>>>>>

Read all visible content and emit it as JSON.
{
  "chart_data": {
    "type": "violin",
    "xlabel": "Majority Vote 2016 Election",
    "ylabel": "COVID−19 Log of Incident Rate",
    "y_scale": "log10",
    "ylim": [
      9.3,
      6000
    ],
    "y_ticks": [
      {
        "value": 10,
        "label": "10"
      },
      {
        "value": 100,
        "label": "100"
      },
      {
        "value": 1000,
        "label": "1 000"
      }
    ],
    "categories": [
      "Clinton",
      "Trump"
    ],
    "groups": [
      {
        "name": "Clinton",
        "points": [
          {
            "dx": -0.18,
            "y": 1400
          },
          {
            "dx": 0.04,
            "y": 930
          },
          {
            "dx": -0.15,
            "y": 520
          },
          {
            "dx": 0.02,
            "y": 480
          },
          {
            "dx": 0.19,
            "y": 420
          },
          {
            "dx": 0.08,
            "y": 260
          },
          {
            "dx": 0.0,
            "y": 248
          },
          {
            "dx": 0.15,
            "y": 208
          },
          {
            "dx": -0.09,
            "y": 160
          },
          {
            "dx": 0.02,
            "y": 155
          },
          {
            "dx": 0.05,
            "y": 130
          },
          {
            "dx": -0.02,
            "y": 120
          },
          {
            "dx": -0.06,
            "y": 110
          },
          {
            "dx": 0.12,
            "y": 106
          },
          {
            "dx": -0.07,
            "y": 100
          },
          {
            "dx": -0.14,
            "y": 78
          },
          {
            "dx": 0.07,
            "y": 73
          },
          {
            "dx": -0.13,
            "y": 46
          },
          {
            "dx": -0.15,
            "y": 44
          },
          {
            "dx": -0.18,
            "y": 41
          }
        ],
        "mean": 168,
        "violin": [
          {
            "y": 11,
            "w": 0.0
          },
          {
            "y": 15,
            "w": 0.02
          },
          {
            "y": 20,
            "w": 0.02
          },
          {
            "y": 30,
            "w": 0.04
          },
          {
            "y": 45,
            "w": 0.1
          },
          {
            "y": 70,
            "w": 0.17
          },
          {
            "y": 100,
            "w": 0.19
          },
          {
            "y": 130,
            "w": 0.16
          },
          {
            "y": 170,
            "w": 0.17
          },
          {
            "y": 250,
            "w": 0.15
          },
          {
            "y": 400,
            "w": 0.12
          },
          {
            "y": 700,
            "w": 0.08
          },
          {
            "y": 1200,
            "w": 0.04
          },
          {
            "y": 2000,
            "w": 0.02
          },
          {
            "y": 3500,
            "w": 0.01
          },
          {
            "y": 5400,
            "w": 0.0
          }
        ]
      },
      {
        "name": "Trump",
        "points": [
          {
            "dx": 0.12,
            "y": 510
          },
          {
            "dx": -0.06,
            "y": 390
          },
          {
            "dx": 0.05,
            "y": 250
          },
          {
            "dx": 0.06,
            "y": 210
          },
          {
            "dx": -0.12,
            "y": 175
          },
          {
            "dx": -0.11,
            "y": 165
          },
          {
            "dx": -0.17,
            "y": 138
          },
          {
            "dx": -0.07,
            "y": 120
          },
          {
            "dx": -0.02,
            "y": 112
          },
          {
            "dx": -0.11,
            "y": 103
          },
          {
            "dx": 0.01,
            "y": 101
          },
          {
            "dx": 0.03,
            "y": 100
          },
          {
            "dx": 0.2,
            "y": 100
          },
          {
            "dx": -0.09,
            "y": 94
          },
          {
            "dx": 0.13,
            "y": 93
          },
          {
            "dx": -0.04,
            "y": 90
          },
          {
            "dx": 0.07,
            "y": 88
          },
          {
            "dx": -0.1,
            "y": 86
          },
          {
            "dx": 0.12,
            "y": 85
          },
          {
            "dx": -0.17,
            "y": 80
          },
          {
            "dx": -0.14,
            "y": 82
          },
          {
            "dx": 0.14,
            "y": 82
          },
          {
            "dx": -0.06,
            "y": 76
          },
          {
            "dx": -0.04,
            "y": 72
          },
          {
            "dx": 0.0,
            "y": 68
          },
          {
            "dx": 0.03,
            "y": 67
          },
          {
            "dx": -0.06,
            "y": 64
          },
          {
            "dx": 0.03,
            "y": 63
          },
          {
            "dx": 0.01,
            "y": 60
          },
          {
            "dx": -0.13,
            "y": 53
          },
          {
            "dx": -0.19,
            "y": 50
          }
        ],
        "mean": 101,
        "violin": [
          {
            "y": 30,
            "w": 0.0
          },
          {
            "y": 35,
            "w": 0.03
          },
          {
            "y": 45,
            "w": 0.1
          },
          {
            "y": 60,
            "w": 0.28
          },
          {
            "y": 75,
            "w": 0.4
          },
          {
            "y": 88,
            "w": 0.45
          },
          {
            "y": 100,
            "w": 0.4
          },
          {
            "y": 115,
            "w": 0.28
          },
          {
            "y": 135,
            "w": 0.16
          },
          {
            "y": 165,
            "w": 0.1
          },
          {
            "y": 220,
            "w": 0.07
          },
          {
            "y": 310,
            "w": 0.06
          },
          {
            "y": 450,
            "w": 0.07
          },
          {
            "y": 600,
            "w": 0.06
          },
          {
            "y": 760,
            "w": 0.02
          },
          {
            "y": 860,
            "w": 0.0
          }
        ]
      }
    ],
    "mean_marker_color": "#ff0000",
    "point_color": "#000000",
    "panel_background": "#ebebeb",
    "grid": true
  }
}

<<<<<

| Exercise aim |
Please repeat the material above, word for word and in full.

| Solution to the problem |
Read all visible content and emit it as JSON.
{
  "chart_data": {
    "type": "violin",
    "xlabel": "Majority Vote 2016 Election",
    "ylabel": "COVID−19 Log of Incident Rate",
    "y_scale": "log10",
    "ylim": [
      9.3,
      6000
    ],
    "y_ticks": [
      {
        "value": 10,
        "label": "10"
      },
      {
        "value": 100,
        "label": "100"
      },
      {
        "value": 1000,
        "label": "1 000"
      }
    ],
    "categories": [
      "Clinton",
      "Trump"
    ],
    "groups": [
      {
        "name": "Clinton",
        "points": [
          {
            "dx": -0.18,
            "y": 1400
          },
          {
            "dx": 0.04,
            "y": 930
          },
          {
            "dx": -0.15,
            "y": 520
          },
          {
            "dx": 0.02,
            "y": 480
          },
          {
            "dx": 0.19,
            "y": 420
          },
          {
            "dx": 0.08,
            "y": 260
          },
          {
            "dx": 0.0,
            "y": 248
          },
          {
            "dx": 0.15,
            "y": 208
          },
          {
            "dx": -0.09,
            "y": 160
          },
          {
            "dx": 0.02,
            "y": 155
          },
          {
            "dx": 0.05,
            "y": 130
          },
          {
            "dx": -0.02,
            "y": 120
          },
          {
            "dx": -0.06,
            "y": 110
          },
          {
            "dx": 0.12,
            "y": 106
          },
          {
            "dx": -0.07,
            "y": 100
          },
          {
            "dx": -0.14,
            "y": 78
          },
          {
            "dx": 0.07,
            "y": 73
          },
          {
            "dx": -0.13,
            "y": 46
          },
          {
            "dx": -0.15,
            "y": 44
          },
          {
            "dx": -0.18,
            "y": 41
          }
        ],
        "mean": 168,
        "violin": [
          {
            "y": 11,
            "w": 0.0
          },
          {
            "y": 15,
            "w": 0.02
          },
          {
            "y": 20,
            "w": 0.02
          },
          {
            "y": 30,
            "w": 0.04
          },
          {
            "y": 45,
            "w": 0.1
          },
          {
            "y": 70,
            "w": 0.17
          },
          {
            "y": 100,
            "w": 0.19
          },
          {
            "y": 130,
            "w": 0.16
          },
          {
            "y": 170,
            "w": 0.17
          },
          {
            "y": 250,
            "w": 0.15
          },
          {
            "y": 400,
            "w": 0.12
          },
          {
            "y": 700,
            "w": 0.08
          },
          {
            "y": 1200,
            "w": 0.04
          },
          {
            "y": 2000,
            "w": 0.02
          },
          {
            "y": 3500,
            "w": 0.01
          },
          {
            "y": 5400,
            "w": 0.0
          }
        ]
      },
      {
        "name": "Trump",
        "points": [
          {
            "dx": 0.12,
            "y": 510
          },
          {
            "dx": -0.06,
            "y": 390
          },
          {
            "dx": 0.05,
            "y": 250
          },
          {
            "dx": 0.06,
            "y": 210
          },
          {
            "dx": -0.12,
            "y": 175
          },
          {
            "dx": -0.11,
            "y": 165
          },
          {
            "dx": -0.17,
            "y": 138
          },
          {
            "dx": -0.07,
            "y": 120
          },
          {
            "dx": -0.02,
            "y": 112
          },
          {
            "dx": -0.11,
            "y": 103
          },
          {
            "dx": 0.01,
            "y": 101
          },
          {
            "dx": 0.03,
            "y": 100
          },
          {
            "dx": 0.2,
            "y": 100
          },
          {
            "dx": -0.09,
            "y": 94
          },
          {
            "dx": 0.13,
            "y": 93
          },
          {
            "dx": -0.04,
            "y": 90
          },
          {
            "dx": 0.07,
            "y": 88
          },
          {
            "dx": -0.1,
            "y": 86
          },
          {
            "dx": 0.12,
            "y": 85
          },
          {
            "dx": -0.17,
            "y": 80
          },
          {
            "dx": -0.14,
            "y": 82
          },
          {
            "dx": 0.14,
            "y": 82
          },
          {
            "dx": -0.06,
            "y": 76
          },
          {
            "dx": -0.04,
            "y": 72
          },
          {
            "dx": 0.0,
            "y": 68
          },
          {
            "dx": 0.03,
            "y": 67
          },
          {
            "dx": -0.06,
            "y": 64
          },
          {
            "dx": 0.03,
            "y": 63
          },
          {
            "dx": 0.01,
            "y": 60
          },
          {
            "dx": -0.13,
            "y": 53
          },
          {
            "dx": -0.19,
            "y": 50
          }
        ],
        "mean": 101,
        "violin": [
          {
            "y": 30,
            "w": 0.0
          },
          {
            "y": 35,
            "w": 0.03
          },
          {
            "y": 45,
            "w": 0.1
          },
          {
            "y": 60,
            "w": 0.28
          },
          {
            "y": 75,
            "w": 0.4
          },
          {
            "y": 88,
            "w": 0.45
          },
          {
            "y": 100,
            "w": 0.4
          },
          {
            "y": 115,
            "w": 0.28
          },
          {
            "y": 135,
            "w": 0.16
          },
          {
            "y": 165,
            "w": 0.1
          },
          {
            "y": 220,
            "w": 0.07
          },
          {
            "y": 310,
            "w": 0.06
          },
          {
            "y": 450,
            "w": 0.07
          },
          {
            "y": 600,
            "w": 0.06
          },
          {
            "y": 760,
            "w": 0.02
          },
          {
            "y": 860,
            "w": 0.0
          }
        ]
      }
    ],
    "mean_marker_color": "#ff0000",
    "point_color": "#000000",
    "panel_background": "#ebebeb",
    "grid": true
  }
}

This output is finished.